▸ **Work to complete**
From the listing below, extract every line in which the word "that" appears.

[Stored records]
^^^^^^^^
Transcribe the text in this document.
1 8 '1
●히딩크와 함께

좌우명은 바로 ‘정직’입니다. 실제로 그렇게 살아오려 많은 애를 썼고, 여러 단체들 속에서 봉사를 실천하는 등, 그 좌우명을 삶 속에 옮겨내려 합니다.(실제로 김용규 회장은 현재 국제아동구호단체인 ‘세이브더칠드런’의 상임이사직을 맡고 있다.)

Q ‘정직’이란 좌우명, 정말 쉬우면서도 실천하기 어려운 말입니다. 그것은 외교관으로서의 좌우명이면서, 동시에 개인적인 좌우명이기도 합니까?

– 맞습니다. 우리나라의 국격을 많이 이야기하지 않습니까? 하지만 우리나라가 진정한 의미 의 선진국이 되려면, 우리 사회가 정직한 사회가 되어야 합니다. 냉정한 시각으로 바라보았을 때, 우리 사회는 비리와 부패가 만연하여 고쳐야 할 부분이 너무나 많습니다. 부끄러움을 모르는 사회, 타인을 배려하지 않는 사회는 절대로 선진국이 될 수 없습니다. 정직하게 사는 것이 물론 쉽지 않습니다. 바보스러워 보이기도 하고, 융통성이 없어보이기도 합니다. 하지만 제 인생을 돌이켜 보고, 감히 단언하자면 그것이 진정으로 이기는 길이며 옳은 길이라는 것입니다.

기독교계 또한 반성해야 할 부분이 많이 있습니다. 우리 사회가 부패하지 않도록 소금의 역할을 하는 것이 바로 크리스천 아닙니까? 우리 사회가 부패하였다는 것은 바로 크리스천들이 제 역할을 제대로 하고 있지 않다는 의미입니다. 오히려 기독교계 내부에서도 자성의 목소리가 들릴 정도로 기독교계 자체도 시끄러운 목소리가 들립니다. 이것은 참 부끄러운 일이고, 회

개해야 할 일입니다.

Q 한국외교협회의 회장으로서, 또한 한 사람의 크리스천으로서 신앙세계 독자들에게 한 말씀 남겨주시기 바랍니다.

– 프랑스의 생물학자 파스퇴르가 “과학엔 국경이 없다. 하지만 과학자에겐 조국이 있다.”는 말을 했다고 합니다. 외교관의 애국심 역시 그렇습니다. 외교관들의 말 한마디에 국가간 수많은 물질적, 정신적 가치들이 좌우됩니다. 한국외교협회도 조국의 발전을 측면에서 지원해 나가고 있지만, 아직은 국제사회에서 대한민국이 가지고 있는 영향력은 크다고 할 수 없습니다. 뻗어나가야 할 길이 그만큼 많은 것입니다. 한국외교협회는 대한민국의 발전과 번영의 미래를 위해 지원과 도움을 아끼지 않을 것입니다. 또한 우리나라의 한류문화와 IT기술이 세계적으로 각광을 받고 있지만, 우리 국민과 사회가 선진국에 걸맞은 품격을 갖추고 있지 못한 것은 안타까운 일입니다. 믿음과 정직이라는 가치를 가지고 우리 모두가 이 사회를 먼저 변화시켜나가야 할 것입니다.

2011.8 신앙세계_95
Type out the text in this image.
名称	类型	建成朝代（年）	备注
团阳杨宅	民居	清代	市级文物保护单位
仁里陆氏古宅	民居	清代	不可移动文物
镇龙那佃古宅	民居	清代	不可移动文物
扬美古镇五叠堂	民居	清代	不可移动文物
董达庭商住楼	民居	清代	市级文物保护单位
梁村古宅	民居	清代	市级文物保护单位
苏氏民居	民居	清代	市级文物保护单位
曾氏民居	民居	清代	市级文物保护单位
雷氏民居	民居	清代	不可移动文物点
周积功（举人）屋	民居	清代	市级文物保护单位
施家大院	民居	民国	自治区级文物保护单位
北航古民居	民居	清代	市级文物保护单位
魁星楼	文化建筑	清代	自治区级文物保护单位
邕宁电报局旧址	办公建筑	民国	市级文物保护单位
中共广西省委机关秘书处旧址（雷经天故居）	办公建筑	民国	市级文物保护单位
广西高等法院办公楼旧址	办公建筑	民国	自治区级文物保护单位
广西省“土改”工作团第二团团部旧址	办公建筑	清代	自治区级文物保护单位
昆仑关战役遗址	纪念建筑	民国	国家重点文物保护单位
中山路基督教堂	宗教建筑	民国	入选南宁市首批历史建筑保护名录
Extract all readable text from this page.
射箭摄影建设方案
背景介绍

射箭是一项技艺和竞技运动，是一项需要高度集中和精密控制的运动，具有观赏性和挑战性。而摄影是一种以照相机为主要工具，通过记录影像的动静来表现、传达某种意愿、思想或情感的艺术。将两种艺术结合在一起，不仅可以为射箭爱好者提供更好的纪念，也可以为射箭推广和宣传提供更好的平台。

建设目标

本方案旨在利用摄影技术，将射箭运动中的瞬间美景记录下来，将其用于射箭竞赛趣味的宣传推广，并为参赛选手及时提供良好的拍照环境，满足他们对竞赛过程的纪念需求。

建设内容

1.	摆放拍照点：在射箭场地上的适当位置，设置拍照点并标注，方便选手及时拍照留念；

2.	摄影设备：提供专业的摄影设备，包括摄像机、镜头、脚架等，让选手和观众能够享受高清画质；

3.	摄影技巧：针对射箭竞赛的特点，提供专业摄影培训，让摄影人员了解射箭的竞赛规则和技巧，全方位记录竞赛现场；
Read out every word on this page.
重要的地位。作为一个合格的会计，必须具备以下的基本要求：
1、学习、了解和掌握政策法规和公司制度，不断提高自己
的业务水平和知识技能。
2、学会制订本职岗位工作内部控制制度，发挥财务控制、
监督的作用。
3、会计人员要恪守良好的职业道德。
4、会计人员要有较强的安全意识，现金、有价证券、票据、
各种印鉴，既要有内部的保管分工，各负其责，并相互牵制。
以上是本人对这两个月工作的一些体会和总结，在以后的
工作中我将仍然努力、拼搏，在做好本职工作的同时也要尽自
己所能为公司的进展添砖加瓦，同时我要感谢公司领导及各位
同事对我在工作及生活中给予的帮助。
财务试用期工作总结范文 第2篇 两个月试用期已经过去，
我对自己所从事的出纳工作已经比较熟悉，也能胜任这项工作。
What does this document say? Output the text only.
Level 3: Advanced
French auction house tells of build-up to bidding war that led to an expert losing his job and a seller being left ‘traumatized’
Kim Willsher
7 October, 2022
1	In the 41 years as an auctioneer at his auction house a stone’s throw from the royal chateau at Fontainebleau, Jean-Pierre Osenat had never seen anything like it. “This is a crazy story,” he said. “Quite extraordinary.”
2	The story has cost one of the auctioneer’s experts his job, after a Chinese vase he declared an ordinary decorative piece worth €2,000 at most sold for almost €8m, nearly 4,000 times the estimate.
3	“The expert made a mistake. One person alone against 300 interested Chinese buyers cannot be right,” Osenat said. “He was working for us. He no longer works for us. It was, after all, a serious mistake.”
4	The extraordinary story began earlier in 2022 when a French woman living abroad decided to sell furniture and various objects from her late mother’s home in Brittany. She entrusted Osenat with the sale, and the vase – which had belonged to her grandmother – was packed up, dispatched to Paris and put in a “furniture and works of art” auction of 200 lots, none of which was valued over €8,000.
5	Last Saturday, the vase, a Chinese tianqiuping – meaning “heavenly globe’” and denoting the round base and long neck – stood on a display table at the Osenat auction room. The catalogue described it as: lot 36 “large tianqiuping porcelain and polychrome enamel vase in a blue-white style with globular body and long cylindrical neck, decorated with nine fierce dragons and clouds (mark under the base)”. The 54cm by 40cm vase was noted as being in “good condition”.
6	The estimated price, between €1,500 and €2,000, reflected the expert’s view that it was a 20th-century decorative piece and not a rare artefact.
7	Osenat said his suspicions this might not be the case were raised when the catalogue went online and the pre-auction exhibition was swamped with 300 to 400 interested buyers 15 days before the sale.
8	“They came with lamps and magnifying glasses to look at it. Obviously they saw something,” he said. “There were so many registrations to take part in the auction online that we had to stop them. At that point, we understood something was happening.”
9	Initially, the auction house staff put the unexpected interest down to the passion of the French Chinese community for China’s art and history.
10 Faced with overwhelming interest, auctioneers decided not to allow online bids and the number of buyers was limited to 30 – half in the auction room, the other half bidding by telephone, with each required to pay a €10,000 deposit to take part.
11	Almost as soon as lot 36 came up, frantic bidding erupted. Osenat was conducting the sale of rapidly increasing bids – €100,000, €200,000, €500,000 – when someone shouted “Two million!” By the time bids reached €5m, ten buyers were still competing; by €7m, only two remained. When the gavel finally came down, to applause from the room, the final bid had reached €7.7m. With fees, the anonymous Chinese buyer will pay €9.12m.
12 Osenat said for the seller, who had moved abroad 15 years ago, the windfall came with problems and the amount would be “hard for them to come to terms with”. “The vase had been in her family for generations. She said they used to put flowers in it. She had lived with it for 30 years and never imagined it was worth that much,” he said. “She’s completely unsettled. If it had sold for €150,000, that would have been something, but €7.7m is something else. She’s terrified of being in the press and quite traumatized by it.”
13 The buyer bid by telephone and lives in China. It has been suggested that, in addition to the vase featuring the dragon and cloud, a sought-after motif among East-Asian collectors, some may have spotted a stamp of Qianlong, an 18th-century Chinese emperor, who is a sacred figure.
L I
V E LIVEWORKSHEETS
^^^^^^^^
▸ **Task answer**
French auction house tells of build-up to bidding war that led to an expert losing his job and a seller being left ‘traumatized’
6	The estimated price, between €1,500 and €2,000, reflected the expert’s view that it was a 20th-century decorative piece and not a rare artefact.
8	“They came with lamps and magnifying glasses to look at it. Obviously they saw something,” he said. “There were so many registrations to take part in the auction online that we had to stop them. At that point, we understood something was happening.”
12 Osenat said for the seller, who had moved abroad 15 years ago, the windfall came with problems and the amount would be “hard for them to come to terms with”. “The vase had been in her family for generations. She said they used to put flowers in it. She had lived with it for 30 years and never imagined it was worth that much,” he said. “She’s completely unsettled. If it had sold for €150,000, that would have been something, but €7.7m is something else. She’s terrified of being in the press and quite traumatized by it.”
13 The buyer bid by telephone and lives in China. It has been suggested that, in addition to the vase featuring the dragon and cloud, a sought-after motif among East-Asian collectors, some may have spotted a stamp of Qianlong, an 18th-century Chinese emperor, who is a sacred figure.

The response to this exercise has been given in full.